======== MATERIAL ========
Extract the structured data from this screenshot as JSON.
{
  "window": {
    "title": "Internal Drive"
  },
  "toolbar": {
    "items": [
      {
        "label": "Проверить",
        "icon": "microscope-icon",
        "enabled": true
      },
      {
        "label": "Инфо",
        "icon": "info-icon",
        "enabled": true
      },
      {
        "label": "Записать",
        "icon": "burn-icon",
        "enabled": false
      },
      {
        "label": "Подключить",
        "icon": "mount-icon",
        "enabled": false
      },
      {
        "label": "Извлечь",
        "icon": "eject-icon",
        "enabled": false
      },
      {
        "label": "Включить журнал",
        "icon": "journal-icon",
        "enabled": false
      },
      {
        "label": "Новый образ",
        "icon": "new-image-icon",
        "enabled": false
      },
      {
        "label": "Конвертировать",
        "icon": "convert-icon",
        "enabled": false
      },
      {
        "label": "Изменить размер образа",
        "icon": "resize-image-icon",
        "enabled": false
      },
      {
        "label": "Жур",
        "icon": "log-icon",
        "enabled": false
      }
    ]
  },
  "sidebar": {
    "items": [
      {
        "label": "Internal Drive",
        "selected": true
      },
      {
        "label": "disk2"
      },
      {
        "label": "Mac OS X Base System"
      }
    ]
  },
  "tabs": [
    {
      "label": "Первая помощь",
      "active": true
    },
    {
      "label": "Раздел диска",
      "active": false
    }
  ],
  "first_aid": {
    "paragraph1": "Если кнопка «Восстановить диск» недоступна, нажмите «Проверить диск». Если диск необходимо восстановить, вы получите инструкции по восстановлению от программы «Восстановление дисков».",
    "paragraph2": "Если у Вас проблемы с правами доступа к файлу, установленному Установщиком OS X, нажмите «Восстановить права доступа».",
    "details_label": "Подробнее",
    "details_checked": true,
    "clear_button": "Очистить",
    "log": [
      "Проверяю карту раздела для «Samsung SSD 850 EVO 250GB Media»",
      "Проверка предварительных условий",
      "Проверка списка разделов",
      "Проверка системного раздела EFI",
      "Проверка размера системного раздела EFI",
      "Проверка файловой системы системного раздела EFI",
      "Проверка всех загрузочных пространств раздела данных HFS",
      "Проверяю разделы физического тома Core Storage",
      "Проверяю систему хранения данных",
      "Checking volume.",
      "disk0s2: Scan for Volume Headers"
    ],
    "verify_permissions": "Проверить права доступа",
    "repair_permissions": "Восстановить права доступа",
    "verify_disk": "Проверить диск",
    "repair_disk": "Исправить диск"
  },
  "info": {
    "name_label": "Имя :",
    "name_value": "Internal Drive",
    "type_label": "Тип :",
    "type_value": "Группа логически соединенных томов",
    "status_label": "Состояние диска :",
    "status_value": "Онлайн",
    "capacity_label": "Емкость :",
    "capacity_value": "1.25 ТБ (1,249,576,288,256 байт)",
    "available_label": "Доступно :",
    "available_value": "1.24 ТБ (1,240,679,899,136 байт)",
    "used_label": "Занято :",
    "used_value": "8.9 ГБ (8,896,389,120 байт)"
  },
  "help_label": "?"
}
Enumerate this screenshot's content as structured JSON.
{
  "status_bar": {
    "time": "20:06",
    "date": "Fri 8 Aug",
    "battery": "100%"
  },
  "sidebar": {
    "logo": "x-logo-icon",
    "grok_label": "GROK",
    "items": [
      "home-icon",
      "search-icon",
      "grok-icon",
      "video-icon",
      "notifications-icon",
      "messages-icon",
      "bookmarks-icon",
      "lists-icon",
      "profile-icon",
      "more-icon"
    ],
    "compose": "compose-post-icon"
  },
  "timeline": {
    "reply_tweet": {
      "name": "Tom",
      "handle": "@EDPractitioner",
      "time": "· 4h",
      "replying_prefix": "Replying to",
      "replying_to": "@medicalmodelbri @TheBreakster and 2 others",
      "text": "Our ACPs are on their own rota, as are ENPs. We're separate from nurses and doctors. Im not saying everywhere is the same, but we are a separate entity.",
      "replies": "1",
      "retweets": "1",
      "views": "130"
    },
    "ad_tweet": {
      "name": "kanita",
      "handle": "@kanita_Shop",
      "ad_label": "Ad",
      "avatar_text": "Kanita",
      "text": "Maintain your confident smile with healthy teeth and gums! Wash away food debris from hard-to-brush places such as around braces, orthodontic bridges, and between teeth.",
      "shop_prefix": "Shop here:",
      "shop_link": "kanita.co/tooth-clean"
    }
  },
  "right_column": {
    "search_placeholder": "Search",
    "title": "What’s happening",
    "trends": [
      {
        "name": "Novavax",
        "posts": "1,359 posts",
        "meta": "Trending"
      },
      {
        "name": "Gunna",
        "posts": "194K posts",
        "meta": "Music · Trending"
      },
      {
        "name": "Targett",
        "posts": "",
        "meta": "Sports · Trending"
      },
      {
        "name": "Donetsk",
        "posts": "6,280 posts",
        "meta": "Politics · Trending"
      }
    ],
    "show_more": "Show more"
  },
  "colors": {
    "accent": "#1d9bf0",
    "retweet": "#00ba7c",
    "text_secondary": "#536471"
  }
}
========
→ SHORT EXERCISE:
Filter lines by "this" and return each hit.

→ FINISHED EXERCISE:
Extract the structured data from this screenshot as JSON.
Enumerate this screenshot's content as structured JSON.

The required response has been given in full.